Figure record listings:
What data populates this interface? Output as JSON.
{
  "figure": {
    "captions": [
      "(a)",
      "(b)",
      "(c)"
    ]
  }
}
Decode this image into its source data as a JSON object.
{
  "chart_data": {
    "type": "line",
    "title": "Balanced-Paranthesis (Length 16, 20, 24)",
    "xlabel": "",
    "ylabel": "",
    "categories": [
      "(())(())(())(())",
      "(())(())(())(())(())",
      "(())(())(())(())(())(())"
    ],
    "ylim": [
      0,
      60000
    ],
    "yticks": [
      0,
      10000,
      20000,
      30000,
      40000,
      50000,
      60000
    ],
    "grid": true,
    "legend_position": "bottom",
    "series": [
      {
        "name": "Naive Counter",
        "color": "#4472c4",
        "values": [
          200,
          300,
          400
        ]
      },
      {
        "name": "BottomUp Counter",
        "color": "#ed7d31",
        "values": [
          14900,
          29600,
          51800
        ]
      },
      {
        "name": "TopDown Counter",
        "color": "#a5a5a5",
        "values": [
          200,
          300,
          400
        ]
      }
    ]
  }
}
* * *
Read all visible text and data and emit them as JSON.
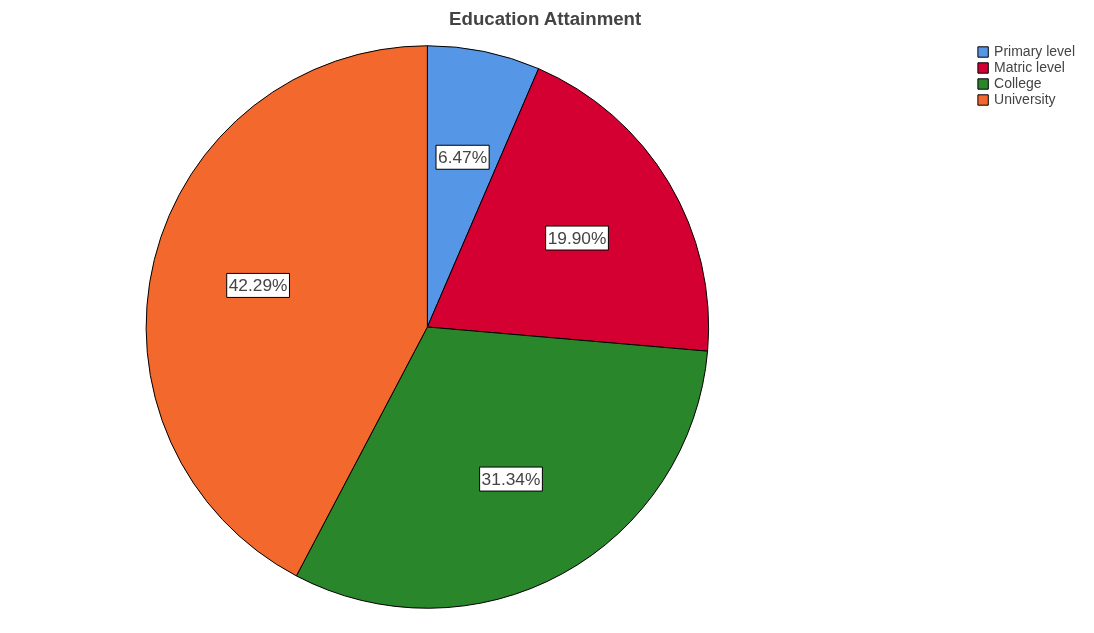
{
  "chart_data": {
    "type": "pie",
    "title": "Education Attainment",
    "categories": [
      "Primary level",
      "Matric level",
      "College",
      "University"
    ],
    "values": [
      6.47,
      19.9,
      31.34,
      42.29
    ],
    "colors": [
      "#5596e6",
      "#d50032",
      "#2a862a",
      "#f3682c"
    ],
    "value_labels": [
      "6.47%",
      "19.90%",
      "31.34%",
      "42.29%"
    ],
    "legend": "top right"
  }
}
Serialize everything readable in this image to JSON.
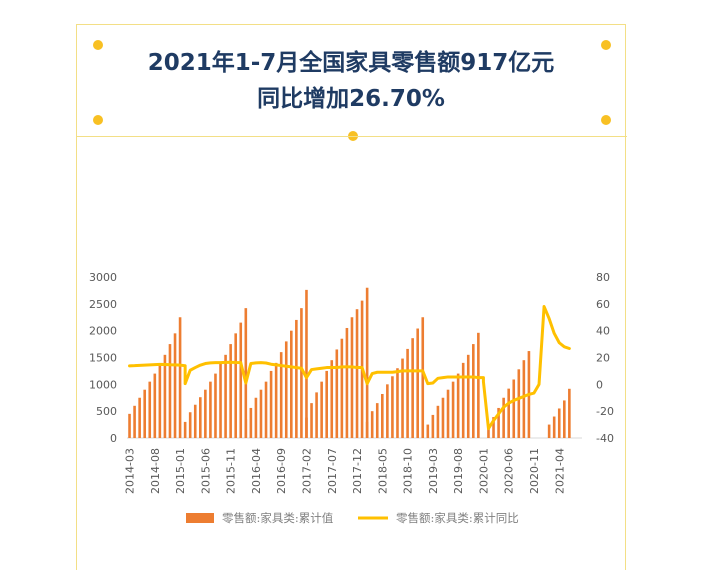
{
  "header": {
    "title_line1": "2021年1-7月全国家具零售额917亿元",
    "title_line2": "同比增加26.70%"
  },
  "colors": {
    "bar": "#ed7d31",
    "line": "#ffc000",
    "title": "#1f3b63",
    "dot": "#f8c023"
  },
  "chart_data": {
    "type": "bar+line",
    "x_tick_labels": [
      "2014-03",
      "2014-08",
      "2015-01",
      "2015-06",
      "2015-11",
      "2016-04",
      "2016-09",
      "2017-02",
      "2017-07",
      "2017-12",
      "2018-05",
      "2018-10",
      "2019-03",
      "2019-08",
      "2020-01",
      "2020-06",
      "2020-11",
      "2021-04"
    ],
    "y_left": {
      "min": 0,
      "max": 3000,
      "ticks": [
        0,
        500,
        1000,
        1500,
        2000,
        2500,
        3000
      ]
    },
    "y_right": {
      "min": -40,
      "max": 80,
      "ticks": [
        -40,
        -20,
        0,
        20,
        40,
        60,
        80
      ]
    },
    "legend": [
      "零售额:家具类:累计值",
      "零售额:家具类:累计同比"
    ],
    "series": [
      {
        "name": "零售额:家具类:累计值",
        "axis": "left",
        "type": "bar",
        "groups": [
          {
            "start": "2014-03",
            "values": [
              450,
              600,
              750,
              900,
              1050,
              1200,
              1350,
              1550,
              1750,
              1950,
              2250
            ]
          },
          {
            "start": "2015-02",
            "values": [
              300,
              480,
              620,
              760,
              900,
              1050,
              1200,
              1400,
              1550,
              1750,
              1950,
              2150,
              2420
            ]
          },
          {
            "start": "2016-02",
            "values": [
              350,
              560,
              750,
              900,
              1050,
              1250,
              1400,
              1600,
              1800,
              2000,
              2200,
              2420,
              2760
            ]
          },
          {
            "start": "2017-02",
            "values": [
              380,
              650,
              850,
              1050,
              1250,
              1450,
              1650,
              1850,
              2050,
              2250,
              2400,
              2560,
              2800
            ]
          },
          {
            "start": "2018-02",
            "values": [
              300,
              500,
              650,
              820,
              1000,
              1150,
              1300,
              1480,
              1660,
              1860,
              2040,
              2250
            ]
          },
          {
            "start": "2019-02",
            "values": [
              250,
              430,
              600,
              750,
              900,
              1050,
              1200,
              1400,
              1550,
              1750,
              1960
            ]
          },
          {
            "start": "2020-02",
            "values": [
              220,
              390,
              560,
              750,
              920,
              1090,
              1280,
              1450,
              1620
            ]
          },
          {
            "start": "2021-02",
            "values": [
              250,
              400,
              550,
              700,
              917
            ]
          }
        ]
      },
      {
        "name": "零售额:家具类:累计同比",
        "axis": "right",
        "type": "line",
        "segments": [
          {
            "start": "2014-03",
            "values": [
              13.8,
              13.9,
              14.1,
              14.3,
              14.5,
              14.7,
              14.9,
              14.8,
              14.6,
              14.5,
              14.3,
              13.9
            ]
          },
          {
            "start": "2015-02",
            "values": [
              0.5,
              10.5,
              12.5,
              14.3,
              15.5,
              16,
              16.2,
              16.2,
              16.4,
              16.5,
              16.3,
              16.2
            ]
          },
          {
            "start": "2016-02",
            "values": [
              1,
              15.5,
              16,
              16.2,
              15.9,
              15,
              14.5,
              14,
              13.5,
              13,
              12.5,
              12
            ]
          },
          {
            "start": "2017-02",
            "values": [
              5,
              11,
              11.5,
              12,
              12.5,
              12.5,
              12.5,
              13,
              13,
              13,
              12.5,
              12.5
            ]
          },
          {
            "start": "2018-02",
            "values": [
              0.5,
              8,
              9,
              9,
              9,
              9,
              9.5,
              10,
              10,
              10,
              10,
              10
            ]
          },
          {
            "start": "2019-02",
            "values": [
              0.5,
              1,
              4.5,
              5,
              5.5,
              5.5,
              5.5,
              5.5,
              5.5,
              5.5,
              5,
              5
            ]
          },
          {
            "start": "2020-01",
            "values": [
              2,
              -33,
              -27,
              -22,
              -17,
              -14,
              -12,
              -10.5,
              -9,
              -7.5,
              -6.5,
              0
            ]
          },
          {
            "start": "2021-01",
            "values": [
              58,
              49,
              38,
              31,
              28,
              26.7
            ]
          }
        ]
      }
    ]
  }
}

• SHORT TASK: Copy out each line in the preceding records that contains "image".

• COMPLETED EXERCISE:
Decode this image into its source data as a JSON object.
Serialize everything readable in this image to JSON.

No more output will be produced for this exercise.